* PROBLEM TO WORK ON
Change every "wire-core" in these lines to "wire-body", keeping everything else the same.

____ SUPPLIED INFORMATION

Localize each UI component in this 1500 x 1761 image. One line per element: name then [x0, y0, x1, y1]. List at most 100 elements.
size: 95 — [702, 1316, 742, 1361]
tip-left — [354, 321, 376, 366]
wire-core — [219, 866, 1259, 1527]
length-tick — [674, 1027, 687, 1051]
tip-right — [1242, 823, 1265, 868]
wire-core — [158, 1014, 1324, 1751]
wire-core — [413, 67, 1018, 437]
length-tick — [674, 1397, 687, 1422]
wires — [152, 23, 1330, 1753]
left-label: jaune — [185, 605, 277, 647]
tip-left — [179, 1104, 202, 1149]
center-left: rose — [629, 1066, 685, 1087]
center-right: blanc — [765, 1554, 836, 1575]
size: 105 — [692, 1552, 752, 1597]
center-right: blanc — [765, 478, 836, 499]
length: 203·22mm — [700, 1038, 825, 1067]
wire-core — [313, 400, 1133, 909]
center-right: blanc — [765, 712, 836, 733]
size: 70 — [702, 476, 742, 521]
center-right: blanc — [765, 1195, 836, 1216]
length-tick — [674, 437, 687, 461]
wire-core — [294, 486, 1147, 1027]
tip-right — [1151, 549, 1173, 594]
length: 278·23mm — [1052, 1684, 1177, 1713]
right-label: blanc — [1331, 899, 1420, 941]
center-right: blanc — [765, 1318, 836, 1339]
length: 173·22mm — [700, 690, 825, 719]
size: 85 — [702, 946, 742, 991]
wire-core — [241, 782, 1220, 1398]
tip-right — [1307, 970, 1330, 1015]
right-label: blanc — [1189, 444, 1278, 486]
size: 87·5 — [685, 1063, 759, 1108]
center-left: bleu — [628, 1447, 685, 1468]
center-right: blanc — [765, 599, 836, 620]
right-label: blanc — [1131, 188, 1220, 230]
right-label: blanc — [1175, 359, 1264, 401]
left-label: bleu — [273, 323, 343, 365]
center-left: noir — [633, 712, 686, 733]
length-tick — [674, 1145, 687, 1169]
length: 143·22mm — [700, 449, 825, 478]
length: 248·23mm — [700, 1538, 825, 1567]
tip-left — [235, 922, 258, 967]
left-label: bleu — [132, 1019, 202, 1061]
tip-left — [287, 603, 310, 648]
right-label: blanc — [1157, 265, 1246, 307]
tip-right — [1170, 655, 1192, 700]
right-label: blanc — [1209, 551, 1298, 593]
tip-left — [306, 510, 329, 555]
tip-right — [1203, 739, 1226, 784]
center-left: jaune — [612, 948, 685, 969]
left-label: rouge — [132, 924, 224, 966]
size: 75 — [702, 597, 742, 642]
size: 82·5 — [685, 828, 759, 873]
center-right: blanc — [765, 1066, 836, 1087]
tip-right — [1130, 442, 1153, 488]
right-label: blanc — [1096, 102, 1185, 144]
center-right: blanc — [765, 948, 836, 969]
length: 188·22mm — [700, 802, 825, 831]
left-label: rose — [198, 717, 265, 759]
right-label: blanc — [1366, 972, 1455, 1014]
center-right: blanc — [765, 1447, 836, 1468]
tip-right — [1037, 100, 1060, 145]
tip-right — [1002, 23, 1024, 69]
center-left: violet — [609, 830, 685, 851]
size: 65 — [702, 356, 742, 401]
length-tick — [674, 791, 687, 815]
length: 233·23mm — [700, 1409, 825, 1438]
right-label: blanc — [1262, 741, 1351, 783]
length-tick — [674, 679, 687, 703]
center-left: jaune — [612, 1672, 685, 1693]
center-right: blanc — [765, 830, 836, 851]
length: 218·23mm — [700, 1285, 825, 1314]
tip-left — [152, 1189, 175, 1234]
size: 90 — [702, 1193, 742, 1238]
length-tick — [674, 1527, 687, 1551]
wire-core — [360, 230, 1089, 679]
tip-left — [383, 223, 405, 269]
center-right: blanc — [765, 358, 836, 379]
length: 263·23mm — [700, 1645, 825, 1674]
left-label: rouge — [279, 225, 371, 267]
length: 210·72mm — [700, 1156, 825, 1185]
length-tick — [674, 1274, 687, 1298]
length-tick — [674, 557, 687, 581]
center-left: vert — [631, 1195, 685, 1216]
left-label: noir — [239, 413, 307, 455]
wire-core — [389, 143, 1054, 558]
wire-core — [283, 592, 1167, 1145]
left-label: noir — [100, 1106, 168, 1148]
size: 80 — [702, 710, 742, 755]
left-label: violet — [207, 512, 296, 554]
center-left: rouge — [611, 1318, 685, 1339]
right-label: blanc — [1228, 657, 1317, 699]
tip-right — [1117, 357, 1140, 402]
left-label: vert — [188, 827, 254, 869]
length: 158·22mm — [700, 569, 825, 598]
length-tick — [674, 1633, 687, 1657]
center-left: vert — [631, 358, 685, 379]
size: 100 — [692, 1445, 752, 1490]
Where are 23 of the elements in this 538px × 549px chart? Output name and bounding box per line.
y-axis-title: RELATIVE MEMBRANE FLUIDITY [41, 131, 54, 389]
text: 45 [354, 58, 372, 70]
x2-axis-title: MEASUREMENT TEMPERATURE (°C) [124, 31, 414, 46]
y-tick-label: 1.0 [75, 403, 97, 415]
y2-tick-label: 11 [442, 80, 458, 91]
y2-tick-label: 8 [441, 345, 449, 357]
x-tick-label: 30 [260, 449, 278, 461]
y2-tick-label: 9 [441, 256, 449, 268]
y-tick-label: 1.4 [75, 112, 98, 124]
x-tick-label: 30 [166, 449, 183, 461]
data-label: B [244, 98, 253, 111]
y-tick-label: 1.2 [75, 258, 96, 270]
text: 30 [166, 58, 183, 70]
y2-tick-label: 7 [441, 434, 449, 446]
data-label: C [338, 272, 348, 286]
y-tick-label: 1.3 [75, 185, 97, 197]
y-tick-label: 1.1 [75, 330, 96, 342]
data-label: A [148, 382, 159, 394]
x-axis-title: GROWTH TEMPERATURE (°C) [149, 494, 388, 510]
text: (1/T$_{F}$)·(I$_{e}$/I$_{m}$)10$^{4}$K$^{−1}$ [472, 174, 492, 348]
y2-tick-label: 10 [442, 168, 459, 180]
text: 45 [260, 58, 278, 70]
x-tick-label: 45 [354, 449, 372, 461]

________

* REPLY
Localize each UI component in this 1500 x 1761 image. One line per element: name then [x0, y0, x1, y1]. List at most 100 elements.
size: 95 — [702, 1316, 742, 1361]
tip-left — [354, 321, 376, 366]
wire-body — [219, 866, 1259, 1527]
length-tick — [674, 1027, 687, 1051]
tip-right — [1242, 823, 1265, 868]
wire-body — [158, 1014, 1324, 1751]
wire-body — [413, 67, 1018, 437]
length-tick — [674, 1397, 687, 1422]
wires — [152, 23, 1330, 1753]
left-label: jaune — [185, 605, 277, 647]
tip-left — [179, 1104, 202, 1149]
center-left: rose — [629, 1066, 685, 1087]
center-right: blanc — [765, 1554, 836, 1575]
size: 105 — [692, 1552, 752, 1597]
center-right: blanc — [765, 478, 836, 499]
length: 203·22mm — [700, 1038, 825, 1067]
wire-body — [313, 400, 1133, 909]
center-right: blanc — [765, 712, 836, 733]
size: 70 — [702, 476, 742, 521]
center-right: blanc — [765, 1195, 836, 1216]
length-tick — [674, 437, 687, 461]
wire-body — [294, 486, 1147, 1027]
tip-right — [1151, 549, 1173, 594]
length: 278·23mm — [1052, 1684, 1177, 1713]
right-label: blanc — [1331, 899, 1420, 941]
center-right: blanc — [765, 1318, 836, 1339]
length: 173·22mm — [700, 690, 825, 719]
size: 85 — [702, 946, 742, 991]
wire-body — [241, 782, 1220, 1398]
tip-right — [1307, 970, 1330, 1015]
right-label: blanc — [1189, 444, 1278, 486]
size: 87·5 — [685, 1063, 759, 1108]
center-left: bleu — [628, 1447, 685, 1468]
center-right: blanc — [765, 599, 836, 620]
right-label: blanc — [1131, 188, 1220, 230]
right-label: blanc — [1175, 359, 1264, 401]
left-label: bleu — [273, 323, 343, 365]
center-left: noir — [633, 712, 686, 733]
length-tick — [674, 1145, 687, 1169]
length: 143·22mm — [700, 449, 825, 478]
length: 248·23mm — [700, 1538, 825, 1567]
tip-left — [235, 922, 258, 967]
left-label: bleu — [132, 1019, 202, 1061]
tip-left — [287, 603, 310, 648]
right-label: blanc — [1157, 265, 1246, 307]
tip-right — [1170, 655, 1192, 700]
right-label: blanc — [1209, 551, 1298, 593]
tip-left — [306, 510, 329, 555]
tip-right — [1203, 739, 1226, 784]
center-left: jaune — [612, 948, 685, 969]
left-label: rouge — [132, 924, 224, 966]
size: 75 — [702, 597, 742, 642]
size: 82·5 — [685, 828, 759, 873]
center-right: blanc — [765, 1066, 836, 1087]
tip-right — [1130, 442, 1153, 488]
right-label: blanc — [1096, 102, 1185, 144]
center-right: blanc — [765, 948, 836, 969]
length: 188·22mm — [700, 802, 825, 831]
left-label: rose — [198, 717, 265, 759]
right-label: blanc — [1366, 972, 1455, 1014]
center-right: blanc — [765, 1447, 836, 1468]
tip-right — [1037, 100, 1060, 145]
tip-right — [1002, 23, 1024, 69]
center-left: violet — [609, 830, 685, 851]
size: 65 — [702, 356, 742, 401]
length-tick — [674, 791, 687, 815]
length: 233·23mm — [700, 1409, 825, 1438]
right-label: blanc — [1262, 741, 1351, 783]
length-tick — [674, 679, 687, 703]
center-left: jaune — [612, 1672, 685, 1693]
center-right: blanc — [765, 830, 836, 851]
length: 218·23mm — [700, 1285, 825, 1314]
tip-left — [152, 1189, 175, 1234]
size: 90 — [702, 1193, 742, 1238]
length-tick — [674, 1527, 687, 1551]
wire-body — [360, 230, 1089, 679]
tip-left — [383, 223, 405, 269]
center-right: blanc — [765, 358, 836, 379]
length: 263·23mm — [700, 1645, 825, 1674]
left-label: rouge — [279, 225, 371, 267]
length: 210·72mm — [700, 1156, 825, 1185]
length-tick — [674, 1274, 687, 1298]
length-tick — [674, 557, 687, 581]
center-left: vert — [631, 1195, 685, 1216]
left-label: noir — [239, 413, 307, 455]
wire-body — [389, 143, 1054, 558]
wire-body — [283, 592, 1167, 1145]
left-label: noir — [100, 1106, 168, 1148]
size: 80 — [702, 710, 742, 755]
left-label: violet — [207, 512, 296, 554]
center-left: rouge — [611, 1318, 685, 1339]
right-label: blanc — [1228, 657, 1317, 699]
tip-right — [1117, 357, 1140, 402]
left-label: vert — [188, 827, 254, 869]
length: 158·22mm — [700, 569, 825, 598]
length-tick — [674, 1633, 687, 1657]
center-left: vert — [631, 358, 685, 379]
size: 100 — [692, 1445, 752, 1490]
Where are 23 of the elements in this 538px × 549px chart? Output name and bounding box per line.
y-axis-title: RELATIVE MEMBRANE FLUIDITY [41, 131, 54, 389]
text: 45 [354, 58, 372, 70]
x2-axis-title: MEASUREMENT TEMPERATURE (°C) [124, 31, 414, 46]
y-tick-label: 1.0 [75, 403, 97, 415]
y2-tick-label: 11 [442, 80, 458, 91]
y2-tick-label: 8 [441, 345, 449, 357]
x-tick-label: 30 [260, 449, 278, 461]
y2-tick-label: 9 [441, 256, 449, 268]
y-tick-label: 1.4 [75, 112, 98, 124]
x-tick-label: 30 [166, 449, 183, 461]
data-label: B [244, 98, 253, 111]
y-tick-label: 1.2 [75, 258, 96, 270]
text: 30 [166, 58, 183, 70]
y2-tick-label: 7 [441, 434, 449, 446]
data-label: C [338, 272, 348, 286]
y-tick-label: 1.3 [75, 185, 97, 197]
y-tick-label: 1.1 [75, 330, 96, 342]
data-label: A [148, 382, 159, 394]
x-axis-title: GROWTH TEMPERATURE (°C) [149, 494, 388, 510]
text: (1/T$_{F}$)·(I$_{e}$/I$_{m}$)10$^{4}$K$^{−1}$ [472, 174, 492, 348]
y2-tick-label: 10 [442, 168, 459, 180]
text: 45 [260, 58, 278, 70]
x-tick-label: 45 [354, 449, 372, 461]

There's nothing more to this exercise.